## start Data listing
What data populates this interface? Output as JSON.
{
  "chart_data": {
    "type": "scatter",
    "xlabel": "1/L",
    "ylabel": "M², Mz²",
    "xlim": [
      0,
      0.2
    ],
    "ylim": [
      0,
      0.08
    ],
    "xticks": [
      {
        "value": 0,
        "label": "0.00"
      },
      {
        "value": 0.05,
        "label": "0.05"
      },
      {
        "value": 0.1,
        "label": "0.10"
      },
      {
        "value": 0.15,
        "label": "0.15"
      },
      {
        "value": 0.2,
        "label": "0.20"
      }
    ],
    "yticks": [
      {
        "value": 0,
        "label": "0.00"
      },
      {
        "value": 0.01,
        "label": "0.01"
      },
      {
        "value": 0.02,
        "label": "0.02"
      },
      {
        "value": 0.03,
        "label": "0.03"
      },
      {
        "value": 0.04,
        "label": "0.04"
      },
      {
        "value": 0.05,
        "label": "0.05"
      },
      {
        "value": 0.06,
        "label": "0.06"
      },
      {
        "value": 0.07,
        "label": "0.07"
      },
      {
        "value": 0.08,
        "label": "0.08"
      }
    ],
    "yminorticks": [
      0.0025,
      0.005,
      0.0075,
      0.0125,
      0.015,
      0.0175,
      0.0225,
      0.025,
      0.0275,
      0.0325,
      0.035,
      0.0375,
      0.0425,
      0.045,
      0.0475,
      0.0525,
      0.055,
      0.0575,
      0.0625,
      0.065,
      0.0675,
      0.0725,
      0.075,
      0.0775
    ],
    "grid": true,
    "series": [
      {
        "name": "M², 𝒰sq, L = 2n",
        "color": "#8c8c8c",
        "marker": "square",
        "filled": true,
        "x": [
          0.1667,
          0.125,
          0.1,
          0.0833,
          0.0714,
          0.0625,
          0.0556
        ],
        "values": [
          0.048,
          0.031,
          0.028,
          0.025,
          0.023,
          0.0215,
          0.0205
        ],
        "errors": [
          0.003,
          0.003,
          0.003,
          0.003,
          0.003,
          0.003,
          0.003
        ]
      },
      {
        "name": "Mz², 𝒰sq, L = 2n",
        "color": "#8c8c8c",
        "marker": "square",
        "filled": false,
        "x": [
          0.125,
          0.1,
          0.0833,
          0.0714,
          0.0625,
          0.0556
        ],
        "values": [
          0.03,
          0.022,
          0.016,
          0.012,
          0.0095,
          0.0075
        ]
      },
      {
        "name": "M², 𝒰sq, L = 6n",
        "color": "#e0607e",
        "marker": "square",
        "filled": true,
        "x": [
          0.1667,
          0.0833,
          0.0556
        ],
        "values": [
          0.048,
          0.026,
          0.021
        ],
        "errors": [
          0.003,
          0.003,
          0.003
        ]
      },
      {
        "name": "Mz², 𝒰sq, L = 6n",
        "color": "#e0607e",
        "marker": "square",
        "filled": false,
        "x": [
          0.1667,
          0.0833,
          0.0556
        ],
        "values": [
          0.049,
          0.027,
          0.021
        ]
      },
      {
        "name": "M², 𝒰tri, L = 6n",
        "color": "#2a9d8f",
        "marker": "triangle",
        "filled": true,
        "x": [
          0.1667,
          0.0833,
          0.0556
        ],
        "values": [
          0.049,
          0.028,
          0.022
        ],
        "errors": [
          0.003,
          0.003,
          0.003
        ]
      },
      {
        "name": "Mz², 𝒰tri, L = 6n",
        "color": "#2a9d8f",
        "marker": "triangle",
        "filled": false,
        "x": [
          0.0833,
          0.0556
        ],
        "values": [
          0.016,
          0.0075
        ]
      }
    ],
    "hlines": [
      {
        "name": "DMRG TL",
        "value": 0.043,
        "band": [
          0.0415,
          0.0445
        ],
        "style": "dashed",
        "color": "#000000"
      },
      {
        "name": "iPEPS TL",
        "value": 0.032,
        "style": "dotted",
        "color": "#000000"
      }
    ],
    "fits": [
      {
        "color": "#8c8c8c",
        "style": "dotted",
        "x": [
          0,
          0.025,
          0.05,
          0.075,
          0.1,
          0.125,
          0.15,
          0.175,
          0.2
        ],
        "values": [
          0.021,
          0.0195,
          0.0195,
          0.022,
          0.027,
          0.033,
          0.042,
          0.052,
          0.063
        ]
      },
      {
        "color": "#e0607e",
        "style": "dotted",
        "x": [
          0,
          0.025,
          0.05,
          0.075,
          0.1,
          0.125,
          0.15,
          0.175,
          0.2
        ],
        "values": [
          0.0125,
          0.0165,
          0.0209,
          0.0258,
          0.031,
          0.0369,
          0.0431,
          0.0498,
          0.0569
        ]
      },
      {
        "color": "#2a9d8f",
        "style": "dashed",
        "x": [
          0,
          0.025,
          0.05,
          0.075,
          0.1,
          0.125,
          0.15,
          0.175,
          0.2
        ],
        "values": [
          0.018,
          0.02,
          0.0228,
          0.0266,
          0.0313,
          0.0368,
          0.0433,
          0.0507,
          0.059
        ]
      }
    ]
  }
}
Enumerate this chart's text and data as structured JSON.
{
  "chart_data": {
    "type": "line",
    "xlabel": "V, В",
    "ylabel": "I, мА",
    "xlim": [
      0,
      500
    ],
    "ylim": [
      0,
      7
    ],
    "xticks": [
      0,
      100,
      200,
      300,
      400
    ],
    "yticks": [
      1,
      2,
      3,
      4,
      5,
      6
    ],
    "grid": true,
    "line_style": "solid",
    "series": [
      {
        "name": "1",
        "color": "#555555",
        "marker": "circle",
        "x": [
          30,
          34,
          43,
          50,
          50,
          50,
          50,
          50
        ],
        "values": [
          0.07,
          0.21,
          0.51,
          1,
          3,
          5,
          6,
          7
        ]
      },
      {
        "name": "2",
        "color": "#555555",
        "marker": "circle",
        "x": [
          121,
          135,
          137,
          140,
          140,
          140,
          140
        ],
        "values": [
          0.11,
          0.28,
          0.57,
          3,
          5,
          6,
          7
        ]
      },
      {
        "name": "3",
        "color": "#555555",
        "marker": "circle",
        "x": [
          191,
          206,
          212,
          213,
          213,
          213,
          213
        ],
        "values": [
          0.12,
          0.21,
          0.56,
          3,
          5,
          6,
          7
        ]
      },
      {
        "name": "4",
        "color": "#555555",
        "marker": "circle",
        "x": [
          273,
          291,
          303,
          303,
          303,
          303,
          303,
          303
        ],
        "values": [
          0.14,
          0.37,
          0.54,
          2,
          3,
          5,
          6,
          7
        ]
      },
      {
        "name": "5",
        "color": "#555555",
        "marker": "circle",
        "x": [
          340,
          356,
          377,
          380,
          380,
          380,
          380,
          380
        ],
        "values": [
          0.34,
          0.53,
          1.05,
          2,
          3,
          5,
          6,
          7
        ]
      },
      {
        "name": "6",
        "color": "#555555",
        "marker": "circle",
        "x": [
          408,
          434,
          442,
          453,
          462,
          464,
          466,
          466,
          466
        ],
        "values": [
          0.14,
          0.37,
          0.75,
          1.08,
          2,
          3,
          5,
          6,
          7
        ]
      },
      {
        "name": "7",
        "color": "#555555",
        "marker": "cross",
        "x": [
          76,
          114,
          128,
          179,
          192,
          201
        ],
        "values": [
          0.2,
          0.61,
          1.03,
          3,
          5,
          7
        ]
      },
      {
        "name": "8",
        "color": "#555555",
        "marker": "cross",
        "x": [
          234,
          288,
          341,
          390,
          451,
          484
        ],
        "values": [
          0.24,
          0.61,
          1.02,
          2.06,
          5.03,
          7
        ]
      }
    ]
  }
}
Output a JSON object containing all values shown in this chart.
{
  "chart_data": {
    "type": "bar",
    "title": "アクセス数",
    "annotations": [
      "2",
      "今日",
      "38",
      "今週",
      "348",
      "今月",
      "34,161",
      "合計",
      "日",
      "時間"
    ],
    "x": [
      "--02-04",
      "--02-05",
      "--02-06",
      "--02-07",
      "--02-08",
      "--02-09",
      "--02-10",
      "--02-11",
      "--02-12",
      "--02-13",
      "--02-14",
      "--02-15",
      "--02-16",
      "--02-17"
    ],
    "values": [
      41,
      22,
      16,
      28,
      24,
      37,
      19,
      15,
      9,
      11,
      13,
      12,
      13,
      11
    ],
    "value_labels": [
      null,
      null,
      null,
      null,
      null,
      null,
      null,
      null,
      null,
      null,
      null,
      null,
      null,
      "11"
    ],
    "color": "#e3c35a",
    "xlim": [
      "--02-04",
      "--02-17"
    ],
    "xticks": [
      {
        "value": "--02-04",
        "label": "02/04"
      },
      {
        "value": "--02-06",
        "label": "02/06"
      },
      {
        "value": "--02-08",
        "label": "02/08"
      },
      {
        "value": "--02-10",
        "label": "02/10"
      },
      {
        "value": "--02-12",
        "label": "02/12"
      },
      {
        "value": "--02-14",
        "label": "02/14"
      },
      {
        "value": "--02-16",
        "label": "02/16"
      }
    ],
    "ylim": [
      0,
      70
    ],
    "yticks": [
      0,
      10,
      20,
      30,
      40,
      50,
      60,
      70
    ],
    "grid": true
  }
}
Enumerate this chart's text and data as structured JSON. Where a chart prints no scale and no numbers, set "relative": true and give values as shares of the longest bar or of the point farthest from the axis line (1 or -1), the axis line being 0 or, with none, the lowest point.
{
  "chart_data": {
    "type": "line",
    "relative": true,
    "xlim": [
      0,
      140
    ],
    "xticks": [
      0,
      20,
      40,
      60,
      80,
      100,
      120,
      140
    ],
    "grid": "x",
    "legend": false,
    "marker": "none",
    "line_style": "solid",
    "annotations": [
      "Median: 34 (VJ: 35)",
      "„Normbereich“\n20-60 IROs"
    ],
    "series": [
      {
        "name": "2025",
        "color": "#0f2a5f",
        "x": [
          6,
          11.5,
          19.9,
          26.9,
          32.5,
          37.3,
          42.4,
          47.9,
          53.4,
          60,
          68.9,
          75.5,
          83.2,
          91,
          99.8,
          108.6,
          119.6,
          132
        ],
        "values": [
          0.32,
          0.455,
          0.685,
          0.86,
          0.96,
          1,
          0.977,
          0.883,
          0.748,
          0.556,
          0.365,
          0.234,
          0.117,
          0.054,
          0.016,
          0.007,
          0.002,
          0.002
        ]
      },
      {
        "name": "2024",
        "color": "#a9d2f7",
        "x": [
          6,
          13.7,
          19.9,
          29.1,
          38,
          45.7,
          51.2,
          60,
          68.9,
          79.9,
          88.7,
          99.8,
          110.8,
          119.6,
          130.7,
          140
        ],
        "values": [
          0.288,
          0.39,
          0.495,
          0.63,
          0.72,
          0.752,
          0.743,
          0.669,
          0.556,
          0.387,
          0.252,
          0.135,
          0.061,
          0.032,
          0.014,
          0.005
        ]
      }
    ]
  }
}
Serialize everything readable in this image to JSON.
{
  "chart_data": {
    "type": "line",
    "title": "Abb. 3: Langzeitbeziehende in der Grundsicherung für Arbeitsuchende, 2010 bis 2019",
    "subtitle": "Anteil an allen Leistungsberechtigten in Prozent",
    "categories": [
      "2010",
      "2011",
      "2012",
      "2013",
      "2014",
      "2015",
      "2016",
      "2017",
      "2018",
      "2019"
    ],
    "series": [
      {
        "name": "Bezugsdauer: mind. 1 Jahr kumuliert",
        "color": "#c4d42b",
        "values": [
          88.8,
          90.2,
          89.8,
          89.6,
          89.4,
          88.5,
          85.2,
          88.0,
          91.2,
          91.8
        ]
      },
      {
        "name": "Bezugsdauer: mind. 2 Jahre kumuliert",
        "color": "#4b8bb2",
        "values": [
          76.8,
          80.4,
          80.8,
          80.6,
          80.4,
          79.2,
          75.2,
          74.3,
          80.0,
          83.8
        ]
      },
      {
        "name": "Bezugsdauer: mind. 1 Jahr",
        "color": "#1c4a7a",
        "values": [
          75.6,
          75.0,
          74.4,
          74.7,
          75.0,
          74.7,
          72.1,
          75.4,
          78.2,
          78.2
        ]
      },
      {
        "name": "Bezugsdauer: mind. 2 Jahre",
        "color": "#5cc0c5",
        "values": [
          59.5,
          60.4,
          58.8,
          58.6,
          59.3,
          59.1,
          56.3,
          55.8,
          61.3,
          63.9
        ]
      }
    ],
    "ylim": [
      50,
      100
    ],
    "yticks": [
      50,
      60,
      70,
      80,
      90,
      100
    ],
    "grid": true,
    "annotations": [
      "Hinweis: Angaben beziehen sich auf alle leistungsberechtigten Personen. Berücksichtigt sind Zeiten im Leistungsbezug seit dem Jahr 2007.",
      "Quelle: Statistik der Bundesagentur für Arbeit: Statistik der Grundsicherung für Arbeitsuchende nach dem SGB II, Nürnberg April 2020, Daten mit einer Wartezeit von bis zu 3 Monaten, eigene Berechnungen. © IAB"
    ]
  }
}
## end Data listing
▶ [Description of the task] From the entries above, extract each line containing "Jahre".

▶ [Answer to the problem]
        "name": "Bezugsdauer: mind. 2 Jahre kumuliert",
        "name": "Bezugsdauer: mind. 2 Jahre",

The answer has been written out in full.